Search the material for the word "squadrons" and copy each line that holds it.

> _ENTRIES SHOWN_:
^^^^^^^^^^^^^^^^

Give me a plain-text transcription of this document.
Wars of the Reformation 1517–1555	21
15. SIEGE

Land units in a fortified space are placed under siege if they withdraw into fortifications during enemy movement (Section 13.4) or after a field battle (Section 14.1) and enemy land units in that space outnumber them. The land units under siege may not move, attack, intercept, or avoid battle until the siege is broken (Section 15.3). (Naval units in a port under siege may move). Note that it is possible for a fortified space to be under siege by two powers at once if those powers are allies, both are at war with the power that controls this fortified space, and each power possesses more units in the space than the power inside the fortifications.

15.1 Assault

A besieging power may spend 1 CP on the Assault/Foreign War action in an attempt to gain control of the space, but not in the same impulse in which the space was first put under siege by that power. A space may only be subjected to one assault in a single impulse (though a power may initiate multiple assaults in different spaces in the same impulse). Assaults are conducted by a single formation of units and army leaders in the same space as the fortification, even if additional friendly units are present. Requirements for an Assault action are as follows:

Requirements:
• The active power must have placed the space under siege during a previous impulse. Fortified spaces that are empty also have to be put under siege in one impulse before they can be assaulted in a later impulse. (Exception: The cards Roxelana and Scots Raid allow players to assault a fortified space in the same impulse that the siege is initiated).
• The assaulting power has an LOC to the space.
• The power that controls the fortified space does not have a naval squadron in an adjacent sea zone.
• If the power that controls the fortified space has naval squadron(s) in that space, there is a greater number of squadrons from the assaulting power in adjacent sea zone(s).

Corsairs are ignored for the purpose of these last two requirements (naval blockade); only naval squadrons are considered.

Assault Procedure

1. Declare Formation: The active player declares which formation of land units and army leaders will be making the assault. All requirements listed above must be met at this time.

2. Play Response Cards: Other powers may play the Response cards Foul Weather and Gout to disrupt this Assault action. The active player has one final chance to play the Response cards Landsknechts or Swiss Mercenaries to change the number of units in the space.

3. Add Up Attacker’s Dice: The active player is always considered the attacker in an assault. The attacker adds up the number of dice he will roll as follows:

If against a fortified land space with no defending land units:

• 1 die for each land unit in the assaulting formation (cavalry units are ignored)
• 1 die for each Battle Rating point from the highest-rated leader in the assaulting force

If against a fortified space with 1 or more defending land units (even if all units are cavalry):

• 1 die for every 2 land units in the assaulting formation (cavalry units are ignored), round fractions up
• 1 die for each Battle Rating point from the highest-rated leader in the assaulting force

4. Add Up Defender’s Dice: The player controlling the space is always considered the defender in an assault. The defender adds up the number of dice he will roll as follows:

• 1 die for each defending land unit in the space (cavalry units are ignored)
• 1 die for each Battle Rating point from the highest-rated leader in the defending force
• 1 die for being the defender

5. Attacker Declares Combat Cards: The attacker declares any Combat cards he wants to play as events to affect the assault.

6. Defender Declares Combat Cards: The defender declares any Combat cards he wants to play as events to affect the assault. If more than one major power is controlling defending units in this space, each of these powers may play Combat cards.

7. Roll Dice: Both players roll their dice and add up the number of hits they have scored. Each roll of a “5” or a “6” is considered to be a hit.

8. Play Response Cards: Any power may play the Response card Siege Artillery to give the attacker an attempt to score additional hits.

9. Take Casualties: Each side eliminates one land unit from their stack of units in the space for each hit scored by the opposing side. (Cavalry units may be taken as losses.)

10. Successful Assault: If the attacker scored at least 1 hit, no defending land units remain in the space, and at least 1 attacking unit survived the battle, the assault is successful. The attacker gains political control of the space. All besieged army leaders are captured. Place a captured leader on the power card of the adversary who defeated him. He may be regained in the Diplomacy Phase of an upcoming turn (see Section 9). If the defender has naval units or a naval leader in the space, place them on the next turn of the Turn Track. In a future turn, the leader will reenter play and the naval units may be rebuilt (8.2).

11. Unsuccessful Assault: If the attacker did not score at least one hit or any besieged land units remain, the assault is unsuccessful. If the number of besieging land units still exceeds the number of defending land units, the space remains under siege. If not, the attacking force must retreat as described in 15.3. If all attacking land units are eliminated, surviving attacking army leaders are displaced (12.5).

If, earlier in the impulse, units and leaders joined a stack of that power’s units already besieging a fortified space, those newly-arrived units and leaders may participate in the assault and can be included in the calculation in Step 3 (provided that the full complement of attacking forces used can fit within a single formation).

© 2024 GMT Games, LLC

^^^^^^^^^^^^^^^^

> _ANSWER TO THIS PROBLEM_:
• If the power that controls the fortified space has naval squadron(s) in that space, there is a greater number of squadrons from the assaulting power in adjacent sea zone(s).
Corsairs are ignored for the purpose of these last two requirements (naval blockade); only naval squadrons are considered.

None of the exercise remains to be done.